_Given exercise_
Extract all of the data and reproduce it precisely.

Begin Materials provided

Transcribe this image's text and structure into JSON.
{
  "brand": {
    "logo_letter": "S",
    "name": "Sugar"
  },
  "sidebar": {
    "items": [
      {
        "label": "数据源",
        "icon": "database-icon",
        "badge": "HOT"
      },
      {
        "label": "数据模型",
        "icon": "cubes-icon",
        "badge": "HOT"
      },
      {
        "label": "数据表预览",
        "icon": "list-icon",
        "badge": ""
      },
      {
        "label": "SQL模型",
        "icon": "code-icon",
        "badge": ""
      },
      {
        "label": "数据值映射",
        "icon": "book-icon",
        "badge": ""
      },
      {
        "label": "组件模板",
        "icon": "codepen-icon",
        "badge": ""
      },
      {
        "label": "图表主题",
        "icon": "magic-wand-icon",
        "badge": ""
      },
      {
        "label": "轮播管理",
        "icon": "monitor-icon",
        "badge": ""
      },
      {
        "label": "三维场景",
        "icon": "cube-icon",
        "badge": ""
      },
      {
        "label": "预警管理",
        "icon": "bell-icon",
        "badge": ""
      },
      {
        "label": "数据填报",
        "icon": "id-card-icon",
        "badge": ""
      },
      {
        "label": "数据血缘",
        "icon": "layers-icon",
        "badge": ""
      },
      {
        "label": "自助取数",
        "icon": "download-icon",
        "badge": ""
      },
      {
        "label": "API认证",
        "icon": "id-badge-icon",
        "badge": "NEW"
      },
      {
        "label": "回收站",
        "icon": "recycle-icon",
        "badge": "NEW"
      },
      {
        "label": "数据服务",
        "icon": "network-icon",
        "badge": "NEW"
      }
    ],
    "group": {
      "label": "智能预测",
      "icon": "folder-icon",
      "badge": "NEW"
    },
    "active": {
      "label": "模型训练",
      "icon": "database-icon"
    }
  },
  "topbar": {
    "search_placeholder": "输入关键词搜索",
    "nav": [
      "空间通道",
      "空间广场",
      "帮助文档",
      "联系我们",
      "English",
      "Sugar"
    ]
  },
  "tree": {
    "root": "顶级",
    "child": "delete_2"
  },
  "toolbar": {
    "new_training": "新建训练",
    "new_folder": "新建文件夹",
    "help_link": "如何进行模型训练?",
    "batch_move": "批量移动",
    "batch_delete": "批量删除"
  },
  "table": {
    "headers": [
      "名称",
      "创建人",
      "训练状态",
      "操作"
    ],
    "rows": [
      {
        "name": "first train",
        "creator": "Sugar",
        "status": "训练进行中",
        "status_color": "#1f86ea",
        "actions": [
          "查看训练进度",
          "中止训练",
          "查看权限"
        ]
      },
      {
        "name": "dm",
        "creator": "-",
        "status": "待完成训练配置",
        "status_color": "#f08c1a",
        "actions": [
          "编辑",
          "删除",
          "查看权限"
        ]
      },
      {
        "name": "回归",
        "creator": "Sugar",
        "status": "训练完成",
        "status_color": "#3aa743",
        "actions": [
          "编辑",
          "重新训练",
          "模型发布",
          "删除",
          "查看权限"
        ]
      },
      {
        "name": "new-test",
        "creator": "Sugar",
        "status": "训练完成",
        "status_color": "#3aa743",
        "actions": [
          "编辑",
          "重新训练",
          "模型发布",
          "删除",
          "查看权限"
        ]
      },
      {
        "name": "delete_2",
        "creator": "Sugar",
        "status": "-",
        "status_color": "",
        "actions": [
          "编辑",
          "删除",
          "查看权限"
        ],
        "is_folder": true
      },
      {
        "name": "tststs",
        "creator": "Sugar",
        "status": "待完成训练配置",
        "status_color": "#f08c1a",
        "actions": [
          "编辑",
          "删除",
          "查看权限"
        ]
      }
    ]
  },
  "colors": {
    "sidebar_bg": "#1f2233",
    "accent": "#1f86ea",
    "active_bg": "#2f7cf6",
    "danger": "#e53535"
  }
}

End Materials provided

_Answer to the exercise_
Transcribe this image's text and structure into JSON.
{
  "brand": {
    "logo_letter": "S",
    "name": "Sugar"
  },
  "sidebar": {
    "items": [
      {
        "label": "数据源",
        "icon": "database-icon",
        "badge": "HOT"
      },
      {
        "label": "数据模型",
        "icon": "cubes-icon",
        "badge": "HOT"
      },
      {
        "label": "数据表预览",
        "icon": "list-icon",
        "badge": ""
      },
      {
        "label": "SQL模型",
        "icon": "code-icon",
        "badge": ""
      },
      {
        "label": "数据值映射",
        "icon": "book-icon",
        "badge": ""
      },
      {
        "label": "组件模板",
        "icon": "codepen-icon",
        "badge": ""
      },
      {
        "label": "图表主题",
        "icon": "magic-wand-icon",
        "badge": ""
      },
      {
        "label": "轮播管理",
        "icon": "monitor-icon",
        "badge": ""
      },
      {
        "label": "三维场景",
        "icon": "cube-icon",
        "badge": ""
      },
      {
        "label": "预警管理",
        "icon": "bell-icon",
        "badge": ""
      },
      {
        "label": "数据填报",
        "icon": "id-card-icon",
        "badge": ""
      },
      {
        "label": "数据血缘",
        "icon": "layers-icon",
        "badge": ""
      },
      {
        "label": "自助取数",
        "icon": "download-icon",
        "badge": ""
      },
      {
        "label": "API认证",
        "icon": "id-badge-icon",
        "badge": "NEW"
      },
      {
        "label": "回收站",
        "icon": "recycle-icon",
        "badge": "NEW"
      },
      {
        "label": "数据服务",
        "icon": "network-icon",
        "badge": "NEW"
      }
    ],
    "group": {
      "label": "智能预测",
      "icon": "folder-icon",
      "badge": "NEW"
    },
    "active": {
      "label": "模型训练",
      "icon": "database-icon"
    }
  },
  "topbar": {
    "search_placeholder": "输入关键词搜索",
    "nav": [
      "空间通道",
      "空间广场",
      "帮助文档",
      "联系我们",
      "English",
      "Sugar"
    ]
  },
  "tree": {
    "root": "顶级",
    "child": "delete_2"
  },
  "toolbar": {
    "new_training": "新建训练",
    "new_folder": "新建文件夹",
    "help_link": "如何进行模型训练?",
    "batch_move": "批量移动",
    "batch_delete": "批量删除"
  },
  "table": {
    "headers": [
      "名称",
      "创建人",
      "训练状态",
      "操作"
    ],
    "rows": [
      {
        "name": "first train",
        "creator": "Sugar",
        "status": "训练进行中",
        "status_color": "#1f86ea",
        "actions": [
          "查看训练进度",
          "中止训练",
          "查看权限"
        ]
      },
      {
        "name": "dm",
        "creator": "-",
        "status": "待完成训练配置",
        "status_color": "#f08c1a",
        "actions": [
          "编辑",
          "删除",
          "查看权限"
        ]
      },
      {
        "name": "回归",
        "creator": "Sugar",
        "status": "训练完成",
        "status_color": "#3aa743",
        "actions": [
          "编辑",
          "重新训练",
          "模型发布",
          "删除",
          "查看权限"
        ]
      },
      {
        "name": "new-test",
        "creator": "Sugar",
        "status": "训练完成",
        "status_color": "#3aa743",
        "actions": [
          "编辑",
          "重新训练",
          "模型发布",
          "删除",
          "查看权限"
        ]
      },
      {
        "name": "delete_2",
        "creator": "Sugar",
        "status": "-",
        "status_color": "",
        "actions": [
          "编辑",
          "删除",
          "查看权限"
        ],
        "is_folder": true
      },
      {
        "name": "tststs",
        "creator": "Sugar",
        "status": "待完成训练配置",
        "status_color": "#f08c1a",
        "actions": [
          "编辑",
          "删除",
          "查看权限"
        ]
      }
    ]
  },
  "colors": {
    "sidebar_bg": "#1f2233",
    "accent": "#1f86ea",
    "active_bg": "#2f7cf6",
    "danger": "#e53535"
  }
}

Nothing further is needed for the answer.